══ Extracted information ══
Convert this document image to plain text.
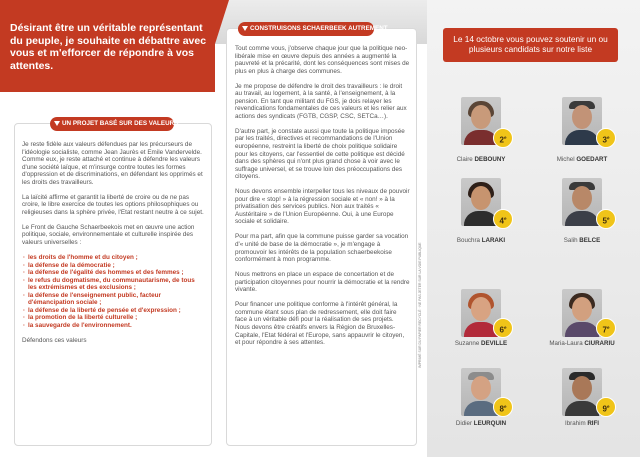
Désirant être un véritable représentant du peuple, je souhaite en débattre avec vous et m'efforcer de répondre à vos attentes.

UN PROJET BASÉ SUR DES VALEURS

Je reste fidèle aux valeurs défendues par les précurseurs de l'idéologie socialiste, comme Jean Jaurès et Emile Vandervelde. Comme eux, je reste attaché et continue à défendre les valeurs d'une société laïque, et m'insurge contre toutes les formes d'oppression et de discriminations, en défendant les opprimés et les droits des travailleurs.

La laïcité affirme et garantit la liberté de croire ou de ne pas croire, le libre exercice de toutes les options philosophiques ou religieuses dans la sphère privée, l'Etat restant neutre à ce sujet.

Le Front de Gauche Schaerbeekois met en œuvre une action politique, sociale, environnementale et culturelle inspirée des valeurs universelles :

· les droits de l'homme et du citoyen ;
· la défense de la démocratie ;
· la défense de l'égalité des hommes et des femmes ;
· le refus du dogmatisme, du communautarisme, de tous les extrémismes et des exclusions ;
· la défense de l'enseignement public, facteur d'émancipation sociale ;
· la défense de la liberté de pensée et d'expression ;
· la promotion de la liberté culturelle ;
· la sauvegarde de l'environnement.

Défendons ces valeurs

CONSTRUISONS SCHAERBEEK AUTREMENT.

Tout comme vous, j'observe chaque jour que la politique neo-libérale mise en œuvre depuis des années a augmenté la pauvreté et la précarité, dont les conséquences sont mises de plus en plus à charge des communes.

Je me propose de défendre le droit des travailleurs : le droit au travail, au logement, à la santé, à l'enseignement, à la pension. En tant que militant du FGS, je dois relayer les revendications fondamentales de ces valeurs et les relier aux actions des syndicats (FGTB, CGSP, CSC, SETCa…).

D'autre part, je constate aussi que toute la politique imposée par les traités, directives et recommandations de l'Union européenne, restreint la liberté de choix politique solidaire pour les citoyens, car l'essentiel de cette politique est décidé dans des sphères qui n'ont plus grand chose à voir avec le suffrage universel, et se trouve loin des préoccupations des citoyens.

Nous devons ensemble interpeller tous les niveaux de pouvoir pour dire « stop! » à la régression sociale et « non! » à la privatisation des services publics. Non aux traités « Austéritaire » de l'Union Européenne. Oui, à une Europe sociale et solidaire.

Pour ma part, afin que la commune puisse garder sa vocation d'« unité de base de la démocratie », je m'engage à promouvoir les intérêts de la population schaerbeekoise conformément à mon programme.

Nous mettrons en place un espace de concertation et de participation citoyennes pour nourrir la démocratie et la rendre vivante.

Pour financer une politique conforme à l'intérêt général, la commune étant sous plan de redressement, elle doit faire face à un véritable défi pour la réalisation de ses projets. Nous devons être créatifs envers la Région de Bruxelles-Capitale, l'Etat fédéral et l'Europe, sans appauvrir le citoyen, et pour répondre à ses attentes.	IMPRIMÉ SUR DU PAPIER RECYCLÉ · NE PAS JETER SUR LA VOIE PUBLIQUE

Le 14 octobre vous pouvez soutenir un ou plusieurs candidats sur notre liste

2e
Claire DEBOUNY
3e
Michel GOEDART
4e
Bouchra LARAKI
5e
Salih BELCE
6e
Suzanne DEVILLE
7e
Maria-Laura CIURARIU
8e
Didier LEURQUIN
9e
Ibrahim RIFI
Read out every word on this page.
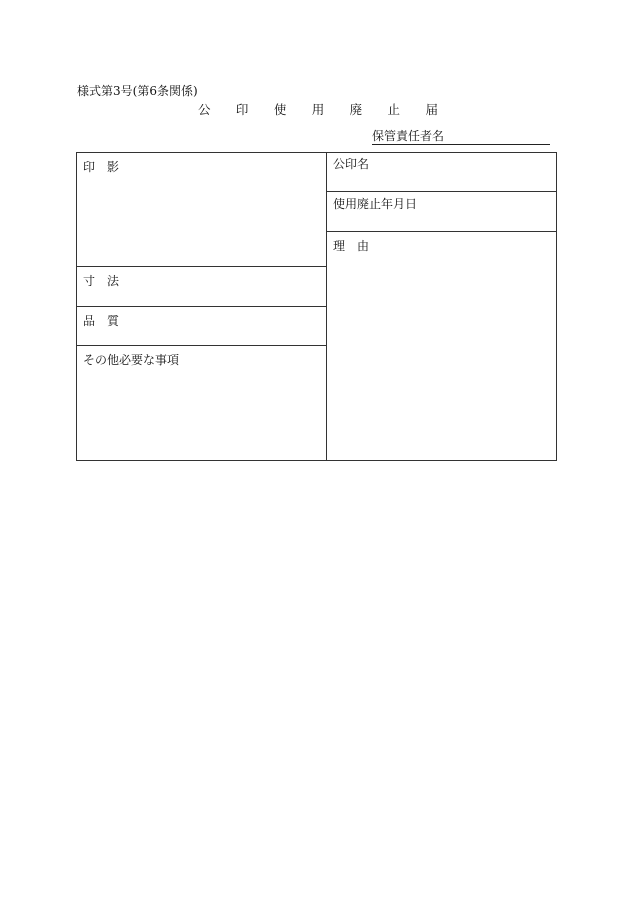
様式第3号(第6条関係)
公 印 使 用 廃 止 届
保管責任者名
印　影
寸　法
品　質
その他必要な事項
公印名
使用廃止年月日
理　由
═══
**What to produce**
Every line above should be returned exactly; the pictures stay out.

**Task output**
Convert this document image to plain text.
Désirant être un véritable représentant du peuple, je souhaite en débattre avec vous et m'efforcer de répondre à vos attentes.

UN PROJET BASÉ SUR DES VALEURS

Je reste fidèle aux valeurs défendues par les précurseurs de l'idéologie socialiste, comme Jean Jaurès et Emile Vandervelde. Comme eux, je reste attaché et continue à défendre les valeurs d'une société laïque, et m'insurge contre toutes les formes d'oppression et de discriminations, en défendant les opprimés et les droits des travailleurs.

La laïcité affirme et garantit la liberté de croire ou de ne pas croire, le libre exercice de toutes les options philosophiques ou religieuses dans la sphère privée, l'Etat restant neutre à ce sujet.

Le Front de Gauche Schaerbeekois met en œuvre une action politique, sociale, environnementale et culturelle inspirée des valeurs universelles :

· les droits de l'homme et du citoyen ;
· la défense de la démocratie ;
· la défense de l'égalité des hommes et des femmes ;
· le refus du dogmatisme, du communautarisme, de tous les extrémismes et des exclusions ;
· la défense de l'enseignement public, facteur d'émancipation sociale ;
· la défense de la liberté de pensée et d'expression ;
· la promotion de la liberté culturelle ;
· la sauvegarde de l'environnement.

Défendons ces valeurs

CONSTRUISONS SCHAERBEEK AUTREMENT.

Tout comme vous, j'observe chaque jour que la politique neo-libérale mise en œuvre depuis des années a augmenté la pauvreté et la précarité, dont les conséquences sont mises de plus en plus à charge des communes.

Je me propose de défendre le droit des travailleurs : le droit au travail, au logement, à la santé, à l'enseignement, à la pension. En tant que militant du FGS, je dois relayer les revendications fondamentales de ces valeurs et les relier aux actions des syndicats (FGTB, CGSP, CSC, SETCa…).

D'autre part, je constate aussi que toute la politique imposée par les traités, directives et recommandations de l'Union européenne, restreint la liberté de choix politique solidaire pour les citoyens, car l'essentiel de cette politique est décidé dans des sphères qui n'ont plus grand chose à voir avec le suffrage universel, et se trouve loin des préoccupations des citoyens.

Nous devons ensemble interpeller tous les niveaux de pouvoir pour dire « stop! » à la régression sociale et « non! » à la privatisation des services publics. Non aux traités « Austéritaire » de l'Union Européenne. Oui, à une Europe sociale et solidaire.

Pour ma part, afin que la commune puisse garder sa vocation d'« unité de base de la démocratie », je m'engage à promouvoir les intérêts de la population schaerbeekoise conformément à mon programme.

Nous mettrons en place un espace de concertation et de participation citoyennes pour nourrir la démocratie et la rendre vivante.

Pour financer une politique conforme à l'intérêt général, la commune étant sous plan de redressement, elle doit faire face à un véritable défi pour la réalisation de ses projets. Nous devons être créatifs envers la Région de Bruxelles-Capitale, l'Etat fédéral et l'Europe, sans appauvrir le citoyen, et pour répondre à ses attentes.	IMPRIMÉ SUR DU PAPIER RECYCLÉ · NE PAS JETER SUR LA VOIE PUBLIQUE

Le 14 octobre vous pouvez soutenir un ou plusieurs candidats sur notre liste

2e
Claire DEBOUNY
3e
Michel GOEDART
4e
Bouchra LARAKI
5e
Salih BELCE
6e
Suzanne DEVILLE
7e
Maria-Laura CIURARIU
8e
Didier LEURQUIN
9e
Ibrahim RIFI
Read out every word on this page.
様式第3号(第6条関係)
公 印 使 用 廃 止 届
保管責任者名
印　影
寸　法
品　質
その他必要な事項
公印名
使用廃止年月日
理　由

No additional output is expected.